Figure record extracts

########################################

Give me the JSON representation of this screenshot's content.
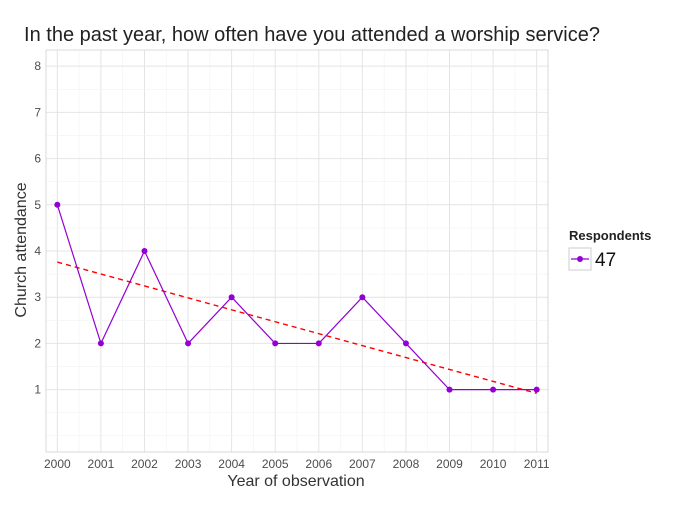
{
  "chart_data": {
    "type": "line",
    "title": "In the past year, how often have you attended a worship service?",
    "xlabel": "Year of observation",
    "ylabel": "Church attendance",
    "x": [
      2000,
      2001,
      2002,
      2003,
      2004,
      2005,
      2006,
      2007,
      2008,
      2009,
      2010,
      2011
    ],
    "xticks": [
      "2000",
      "2001",
      "2002",
      "2003",
      "2004",
      "2005",
      "2006",
      "2007",
      "2008",
      "2009",
      "2010",
      "2011"
    ],
    "yticks": [
      "1",
      "2",
      "3",
      "4",
      "5",
      "6",
      "7",
      "8"
    ],
    "xlim": [
      1999.74,
      2011.26
    ],
    "ylim": [
      -0.35,
      8.35
    ],
    "grid": true,
    "series": [
      {
        "name": "47",
        "color": "#9400D3",
        "values": [
          5,
          2,
          4,
          2,
          3,
          2,
          2,
          3,
          2,
          1,
          1,
          1
        ]
      }
    ],
    "trend": {
      "color": "#FF0000",
      "style": "dashed",
      "x": [
        2000,
        2011
      ],
      "values": [
        3.76,
        0.92
      ]
    },
    "legend": {
      "title": "Respondents",
      "placement": "right",
      "entries": [
        "47"
      ]
    }
  }
}
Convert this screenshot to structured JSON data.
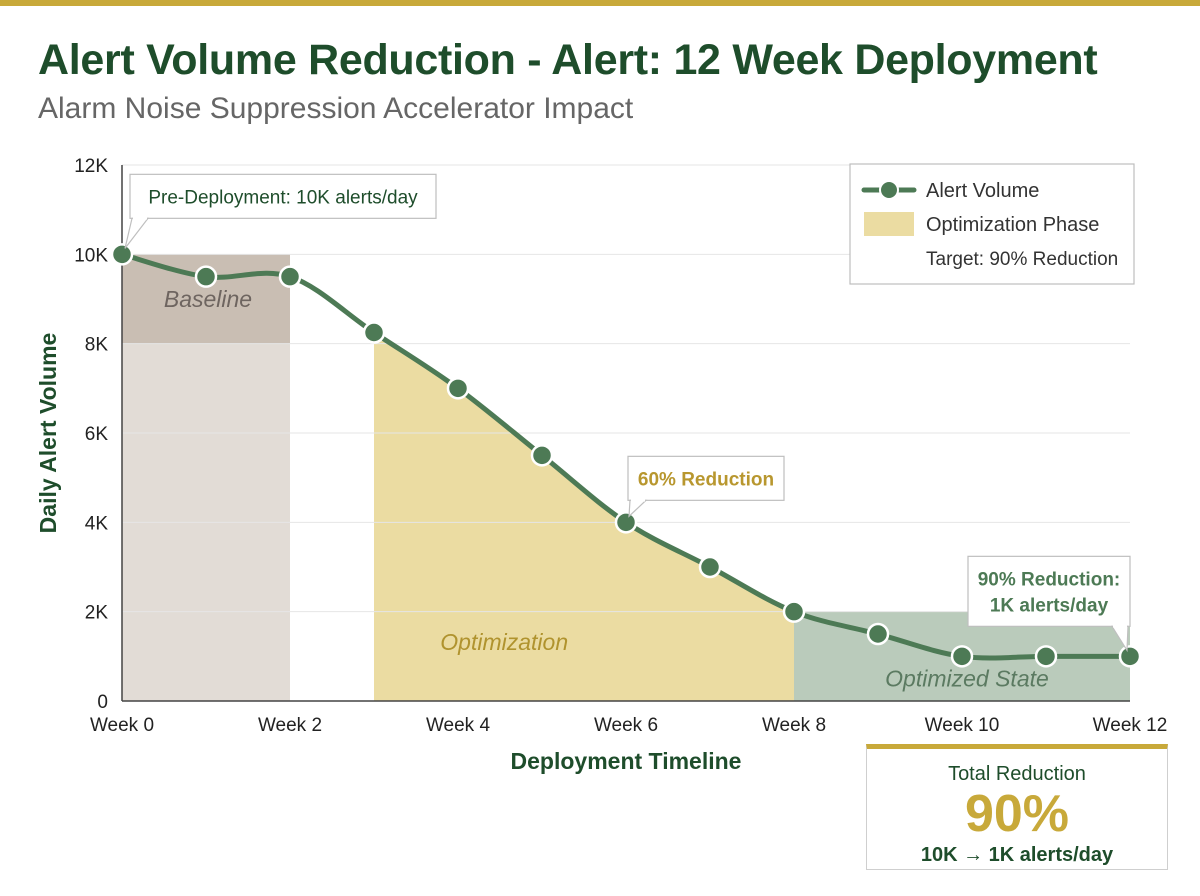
{
  "header": {
    "title": "Alert Volume Reduction - Alert: 12 Week Deployment",
    "subtitle": "Alarm Noise Suppression Accelerator Impact"
  },
  "chart_data": {
    "type": "line",
    "title": "Alert Volume Reduction - Alert: 12 Week Deployment",
    "subtitle": "Alarm Noise Suppression Accelerator Impact",
    "xlabel": "Deployment Timeline",
    "ylabel": "Daily Alert Volume",
    "xlim": [
      0,
      12
    ],
    "ylim": [
      0,
      12000
    ],
    "x_ticks": [
      {
        "value": 0,
        "label": "Week 0"
      },
      {
        "value": 2,
        "label": "Week 2"
      },
      {
        "value": 4,
        "label": "Week 4"
      },
      {
        "value": 6,
        "label": "Week 6"
      },
      {
        "value": 8,
        "label": "Week 8"
      },
      {
        "value": 10,
        "label": "Week 10"
      },
      {
        "value": 12,
        "label": "Week 12"
      }
    ],
    "y_ticks": [
      {
        "value": 0,
        "label": "0"
      },
      {
        "value": 2000,
        "label": "2K"
      },
      {
        "value": 4000,
        "label": "4K"
      },
      {
        "value": 6000,
        "label": "6K"
      },
      {
        "value": 8000,
        "label": "8K"
      },
      {
        "value": 10000,
        "label": "10K"
      },
      {
        "value": 12000,
        "label": "12K"
      }
    ],
    "grid": true,
    "series": [
      {
        "name": "Alert Volume",
        "color": "#4d7a55",
        "x": [
          0,
          1,
          2,
          3,
          4,
          5,
          6,
          7,
          8,
          9,
          10,
          11,
          12
        ],
        "y": [
          10000,
          9500,
          9500,
          8250,
          7000,
          5500,
          4000,
          3000,
          2000,
          1500,
          1000,
          1000,
          1000
        ]
      }
    ],
    "regions": [
      {
        "label": "Baseline",
        "x_start": 0,
        "x_end": 2,
        "y_max": 10000,
        "split_at": 8000,
        "color_upper": "#c9beb3",
        "color_lower": "#e2dcd6",
        "label_color": "#6e6560"
      },
      {
        "label": "Optimization",
        "x_start": 3,
        "x_end": 8,
        "follows_line": true,
        "color": "#ebdca2",
        "label_color": "#b0932e"
      },
      {
        "label": "Optimized State",
        "x_start": 8,
        "x_end": 12,
        "y_max": 2000,
        "color": "#bacbbb",
        "label_color": "#5b7a61"
      }
    ],
    "annotations": [
      {
        "text_lines": [
          "Pre-Deployment: 10K alerts/day"
        ],
        "x": 0,
        "y": 10000,
        "color": "#1e4d2b"
      },
      {
        "text_lines": [
          "60% Reduction"
        ],
        "x": 6,
        "y": 4000,
        "color": "#b8972f"
      },
      {
        "text_lines": [
          "90% Reduction:",
          "1K alerts/day"
        ],
        "x": 12,
        "y": 1000,
        "color": "#4d7a55"
      }
    ],
    "legend": {
      "placement": "top-right",
      "entries": [
        {
          "label": "Alert Volume",
          "kind": "line-marker",
          "color": "#4d7a55"
        },
        {
          "label": "Optimization Phase",
          "kind": "swatch",
          "color": "#ebdca2"
        },
        {
          "label": "Target: 90% Reduction",
          "kind": "text",
          "color": "#1e4d2b"
        }
      ]
    }
  },
  "summary": {
    "label": "Total Reduction",
    "value": "90%",
    "detail": "10K → 1K alerts/day"
  },
  "colors": {
    "brand_green": "#1e4d2b",
    "line_green": "#4d7a55",
    "gold": "#c8a93a"
  }
}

########################################

WRITTEN REQUEST
Return the material exactly as given, apart from the pictures.

THE RESULT
Give me the JSON representation of this screenshot's content.
{
  "chart_data": {
    "type": "line",
    "title": "In the past year, how often have you attended a worship service?",
    "xlabel": "Year of observation",
    "ylabel": "Church attendance",
    "x": [
      2000,
      2001,
      2002,
      2003,
      2004,
      2005,
      2006,
      2007,
      2008,
      2009,
      2010,
      2011
    ],
    "xticks": [
      "2000",
      "2001",
      "2002",
      "2003",
      "2004",
      "2005",
      "2006",
      "2007",
      "2008",
      "2009",
      "2010",
      "2011"
    ],
    "yticks": [
      "1",
      "2",
      "3",
      "4",
      "5",
      "6",
      "7",
      "8"
    ],
    "xlim": [
      1999.74,
      2011.26
    ],
    "ylim": [
      -0.35,
      8.35
    ],
    "grid": true,
    "series": [
      {
        "name": "47",
        "color": "#9400D3",
        "values": [
          5,
          2,
          4,
          2,
          3,
          2,
          2,
          3,
          2,
          1,
          1,
          1
        ]
      }
    ],
    "trend": {
      "color": "#FF0000",
      "style": "dashed",
      "x": [
        2000,
        2011
      ],
      "values": [
        3.76,
        0.92
      ]
    },
    "legend": {
      "title": "Respondents",
      "placement": "right",
      "entries": [
        "47"
      ]
    }
  }
}
Convert this screenshot to structured JSON data.
{
  "header": {
    "title": "Alert Volume Reduction - Alert: 12 Week Deployment",
    "subtitle": "Alarm Noise Suppression Accelerator Impact"
  },
  "chart_data": {
    "type": "line",
    "title": "Alert Volume Reduction - Alert: 12 Week Deployment",
    "subtitle": "Alarm Noise Suppression Accelerator Impact",
    "xlabel": "Deployment Timeline",
    "ylabel": "Daily Alert Volume",
    "xlim": [
      0,
      12
    ],
    "ylim": [
      0,
      12000
    ],
    "x_ticks": [
      {
        "value": 0,
        "label": "Week 0"
      },
      {
        "value": 2,
        "label": "Week 2"
      },
      {
        "value": 4,
        "label": "Week 4"
      },
      {
        "value": 6,
        "label": "Week 6"
      },
      {
        "value": 8,
        "label": "Week 8"
      },
      {
        "value": 10,
        "label": "Week 10"
      },
      {
        "value": 12,
        "label": "Week 12"
      }
    ],
    "y_ticks": [
      {
        "value": 0,
        "label": "0"
      },
      {
        "value": 2000,
        "label": "2K"
      },
      {
        "value": 4000,
        "label": "4K"
      },
      {
        "value": 6000,
        "label": "6K"
      },
      {
        "value": 8000,
        "label": "8K"
      },
      {
        "value": 10000,
        "label": "10K"
      },
      {
        "value": 12000,
        "label": "12K"
      }
    ],
    "grid": true,
    "series": [
      {
        "name": "Alert Volume",
        "color": "#4d7a55",
        "x": [
          0,
          1,
          2,
          3,
          4,
          5,
          6,
          7,
          8,
          9,
          10,
          11,
          12
        ],
        "y": [
          10000,
          9500,
          9500,
          8250,
          7000,
          5500,
          4000,
          3000,
          2000,
          1500,
          1000,
          1000,
          1000
        ]
      }
    ],
    "regions": [
      {
        "label": "Baseline",
        "x_start": 0,
        "x_end": 2,
        "y_max": 10000,
        "split_at": 8000,
        "color_upper": "#c9beb3",
        "color_lower": "#e2dcd6",
        "label_color": "#6e6560"
      },
      {
        "label": "Optimization",
        "x_start": 3,
        "x_end": 8,
        "follows_line": true,
        "color": "#ebdca2",
        "label_color": "#b0932e"
      },
      {
        "label": "Optimized State",
        "x_start": 8,
        "x_end": 12,
        "y_max": 2000,
        "color": "#bacbbb",
        "label_color": "#5b7a61"
      }
    ],
    "annotations": [
      {
        "text_lines": [
          "Pre-Deployment: 10K alerts/day"
        ],
        "x": 0,
        "y": 10000,
        "color": "#1e4d2b"
      },
      {
        "text_lines": [
          "60% Reduction"
        ],
        "x": 6,
        "y": 4000,
        "color": "#b8972f"
      },
      {
        "text_lines": [
          "90% Reduction:",
          "1K alerts/day"
        ],
        "x": 12,
        "y": 1000,
        "color": "#4d7a55"
      }
    ],
    "legend": {
      "placement": "top-right",
      "entries": [
        {
          "label": "Alert Volume",
          "kind": "line-marker",
          "color": "#4d7a55"
        },
        {
          "label": "Optimization Phase",
          "kind": "swatch",
          "color": "#ebdca2"
        },
        {
          "label": "Target: 90% Reduction",
          "kind": "text",
          "color": "#1e4d2b"
        }
      ]
    }
  },
  "summary": {
    "label": "Total Reduction",
    "value": "90%",
    "detail": "10K → 1K alerts/day"
  },
  "colors": {
    "brand_green": "#1e4d2b",
    "line_green": "#4d7a55",
    "gold": "#c8a93a"
  }
}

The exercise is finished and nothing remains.